Lines containing the string "Strongly" are to be counted; report the total by itself.

═════ Supplied data

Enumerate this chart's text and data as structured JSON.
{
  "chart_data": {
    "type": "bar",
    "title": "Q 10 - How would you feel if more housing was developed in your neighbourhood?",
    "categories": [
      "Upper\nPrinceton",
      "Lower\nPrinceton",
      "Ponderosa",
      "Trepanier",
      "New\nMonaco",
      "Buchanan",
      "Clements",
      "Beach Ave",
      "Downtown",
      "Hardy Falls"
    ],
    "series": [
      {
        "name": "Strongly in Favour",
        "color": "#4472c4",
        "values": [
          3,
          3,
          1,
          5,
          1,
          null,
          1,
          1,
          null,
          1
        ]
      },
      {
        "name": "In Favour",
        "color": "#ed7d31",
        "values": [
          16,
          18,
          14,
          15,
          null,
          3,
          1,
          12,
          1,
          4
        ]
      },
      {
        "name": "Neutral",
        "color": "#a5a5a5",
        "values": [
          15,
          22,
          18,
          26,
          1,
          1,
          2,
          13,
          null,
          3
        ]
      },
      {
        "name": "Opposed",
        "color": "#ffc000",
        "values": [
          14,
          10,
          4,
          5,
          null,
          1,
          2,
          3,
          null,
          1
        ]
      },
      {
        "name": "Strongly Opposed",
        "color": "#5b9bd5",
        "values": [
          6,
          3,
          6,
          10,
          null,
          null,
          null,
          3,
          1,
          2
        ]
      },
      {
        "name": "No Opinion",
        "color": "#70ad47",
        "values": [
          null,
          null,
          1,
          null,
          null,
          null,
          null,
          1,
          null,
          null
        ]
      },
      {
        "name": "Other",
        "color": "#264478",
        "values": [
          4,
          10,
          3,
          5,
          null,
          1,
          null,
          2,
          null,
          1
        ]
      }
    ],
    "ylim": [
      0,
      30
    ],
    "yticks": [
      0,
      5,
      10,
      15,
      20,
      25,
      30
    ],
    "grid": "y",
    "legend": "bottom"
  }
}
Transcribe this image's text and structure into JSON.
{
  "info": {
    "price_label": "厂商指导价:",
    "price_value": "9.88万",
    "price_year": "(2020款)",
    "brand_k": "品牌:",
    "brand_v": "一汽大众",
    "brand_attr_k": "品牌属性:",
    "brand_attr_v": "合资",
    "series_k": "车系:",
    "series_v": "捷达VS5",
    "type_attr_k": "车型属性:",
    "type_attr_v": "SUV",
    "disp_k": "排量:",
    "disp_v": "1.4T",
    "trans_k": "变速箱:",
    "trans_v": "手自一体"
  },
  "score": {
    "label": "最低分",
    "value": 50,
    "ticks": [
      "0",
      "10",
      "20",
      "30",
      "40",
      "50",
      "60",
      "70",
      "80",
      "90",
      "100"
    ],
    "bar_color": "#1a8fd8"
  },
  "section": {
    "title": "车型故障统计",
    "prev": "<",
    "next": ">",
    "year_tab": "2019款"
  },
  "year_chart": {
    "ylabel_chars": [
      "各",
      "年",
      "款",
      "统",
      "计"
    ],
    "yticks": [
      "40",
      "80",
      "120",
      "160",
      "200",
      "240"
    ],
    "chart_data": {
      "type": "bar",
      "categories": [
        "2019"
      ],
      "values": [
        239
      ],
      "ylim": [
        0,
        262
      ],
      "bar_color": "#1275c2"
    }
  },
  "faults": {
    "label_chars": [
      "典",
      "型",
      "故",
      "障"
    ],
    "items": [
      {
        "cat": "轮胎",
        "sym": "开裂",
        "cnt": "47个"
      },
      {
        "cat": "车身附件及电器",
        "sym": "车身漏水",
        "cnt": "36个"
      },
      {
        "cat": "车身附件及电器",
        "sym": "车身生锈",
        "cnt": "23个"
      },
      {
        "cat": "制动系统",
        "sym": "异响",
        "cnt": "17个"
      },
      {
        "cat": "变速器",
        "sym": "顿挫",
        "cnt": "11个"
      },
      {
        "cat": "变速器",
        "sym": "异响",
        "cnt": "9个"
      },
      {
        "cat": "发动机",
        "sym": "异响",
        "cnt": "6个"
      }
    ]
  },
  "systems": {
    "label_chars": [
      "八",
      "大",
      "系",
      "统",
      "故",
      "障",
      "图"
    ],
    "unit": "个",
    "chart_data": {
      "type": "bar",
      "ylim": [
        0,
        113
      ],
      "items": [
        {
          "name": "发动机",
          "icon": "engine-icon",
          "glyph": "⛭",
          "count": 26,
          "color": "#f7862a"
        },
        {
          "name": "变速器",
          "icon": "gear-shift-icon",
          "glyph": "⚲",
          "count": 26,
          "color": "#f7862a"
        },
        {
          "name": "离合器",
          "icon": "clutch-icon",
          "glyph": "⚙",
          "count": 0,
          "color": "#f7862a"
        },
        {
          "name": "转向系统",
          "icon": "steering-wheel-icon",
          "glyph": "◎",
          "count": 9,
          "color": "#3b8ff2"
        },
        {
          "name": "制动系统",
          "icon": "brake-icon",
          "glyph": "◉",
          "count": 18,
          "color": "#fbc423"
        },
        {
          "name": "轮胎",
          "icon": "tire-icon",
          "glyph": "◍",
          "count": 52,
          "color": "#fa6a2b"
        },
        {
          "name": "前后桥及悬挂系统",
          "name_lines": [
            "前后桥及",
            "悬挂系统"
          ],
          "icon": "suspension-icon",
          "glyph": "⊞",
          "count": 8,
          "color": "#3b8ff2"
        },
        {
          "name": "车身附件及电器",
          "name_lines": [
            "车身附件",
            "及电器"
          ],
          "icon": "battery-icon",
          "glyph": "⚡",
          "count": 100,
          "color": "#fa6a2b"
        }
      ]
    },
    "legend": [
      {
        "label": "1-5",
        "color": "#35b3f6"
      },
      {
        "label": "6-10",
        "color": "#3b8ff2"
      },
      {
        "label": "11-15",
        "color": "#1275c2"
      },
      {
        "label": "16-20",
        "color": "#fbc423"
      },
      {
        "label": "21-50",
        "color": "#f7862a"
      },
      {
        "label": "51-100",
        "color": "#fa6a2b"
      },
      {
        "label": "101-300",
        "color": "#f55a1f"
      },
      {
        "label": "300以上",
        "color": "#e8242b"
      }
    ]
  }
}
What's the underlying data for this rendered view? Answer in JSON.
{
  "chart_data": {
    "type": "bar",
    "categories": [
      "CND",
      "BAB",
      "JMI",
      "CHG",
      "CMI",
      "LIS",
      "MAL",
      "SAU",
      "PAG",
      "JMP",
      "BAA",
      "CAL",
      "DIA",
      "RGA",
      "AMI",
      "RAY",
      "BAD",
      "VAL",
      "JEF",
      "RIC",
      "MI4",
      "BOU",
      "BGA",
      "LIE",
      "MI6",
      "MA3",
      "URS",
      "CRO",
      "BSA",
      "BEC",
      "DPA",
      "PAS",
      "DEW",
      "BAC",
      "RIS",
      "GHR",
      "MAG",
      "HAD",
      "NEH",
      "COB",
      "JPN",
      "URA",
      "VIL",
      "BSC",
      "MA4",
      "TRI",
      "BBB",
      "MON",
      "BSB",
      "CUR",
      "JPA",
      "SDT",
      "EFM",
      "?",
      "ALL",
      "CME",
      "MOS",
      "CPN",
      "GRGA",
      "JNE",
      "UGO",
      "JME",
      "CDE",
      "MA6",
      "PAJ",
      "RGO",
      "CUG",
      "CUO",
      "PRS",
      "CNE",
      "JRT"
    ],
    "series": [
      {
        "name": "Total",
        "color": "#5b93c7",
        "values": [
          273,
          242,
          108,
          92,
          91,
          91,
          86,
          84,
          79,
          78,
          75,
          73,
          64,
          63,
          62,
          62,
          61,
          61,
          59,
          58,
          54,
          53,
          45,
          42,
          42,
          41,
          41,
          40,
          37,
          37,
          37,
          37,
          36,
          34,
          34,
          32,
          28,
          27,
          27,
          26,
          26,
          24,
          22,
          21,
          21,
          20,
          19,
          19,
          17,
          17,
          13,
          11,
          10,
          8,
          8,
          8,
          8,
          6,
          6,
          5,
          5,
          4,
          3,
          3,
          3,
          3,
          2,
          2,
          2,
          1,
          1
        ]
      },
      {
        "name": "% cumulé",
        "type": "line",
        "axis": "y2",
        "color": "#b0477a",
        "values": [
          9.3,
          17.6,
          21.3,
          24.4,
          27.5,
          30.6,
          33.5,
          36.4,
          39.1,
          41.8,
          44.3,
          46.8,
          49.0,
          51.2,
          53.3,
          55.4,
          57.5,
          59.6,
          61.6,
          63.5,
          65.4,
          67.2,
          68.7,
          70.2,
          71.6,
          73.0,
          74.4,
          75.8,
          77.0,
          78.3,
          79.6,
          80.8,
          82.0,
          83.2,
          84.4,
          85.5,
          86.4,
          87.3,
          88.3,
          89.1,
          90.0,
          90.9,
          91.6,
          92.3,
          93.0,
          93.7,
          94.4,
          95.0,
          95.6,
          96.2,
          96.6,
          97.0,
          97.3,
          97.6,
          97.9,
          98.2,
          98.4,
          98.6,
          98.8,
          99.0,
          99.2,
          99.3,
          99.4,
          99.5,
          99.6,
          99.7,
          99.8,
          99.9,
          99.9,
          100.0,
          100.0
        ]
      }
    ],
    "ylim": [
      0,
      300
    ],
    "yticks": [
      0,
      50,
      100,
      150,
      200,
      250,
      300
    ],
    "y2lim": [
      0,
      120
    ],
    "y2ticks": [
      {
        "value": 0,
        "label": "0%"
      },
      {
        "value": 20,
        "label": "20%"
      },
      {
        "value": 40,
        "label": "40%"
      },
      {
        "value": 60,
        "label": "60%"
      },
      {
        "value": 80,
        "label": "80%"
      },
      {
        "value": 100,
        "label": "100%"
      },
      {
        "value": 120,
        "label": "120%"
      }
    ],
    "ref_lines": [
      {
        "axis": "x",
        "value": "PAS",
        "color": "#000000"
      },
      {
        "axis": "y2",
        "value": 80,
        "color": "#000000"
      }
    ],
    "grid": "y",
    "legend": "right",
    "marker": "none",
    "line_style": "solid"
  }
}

══════════

**Answer below:**
2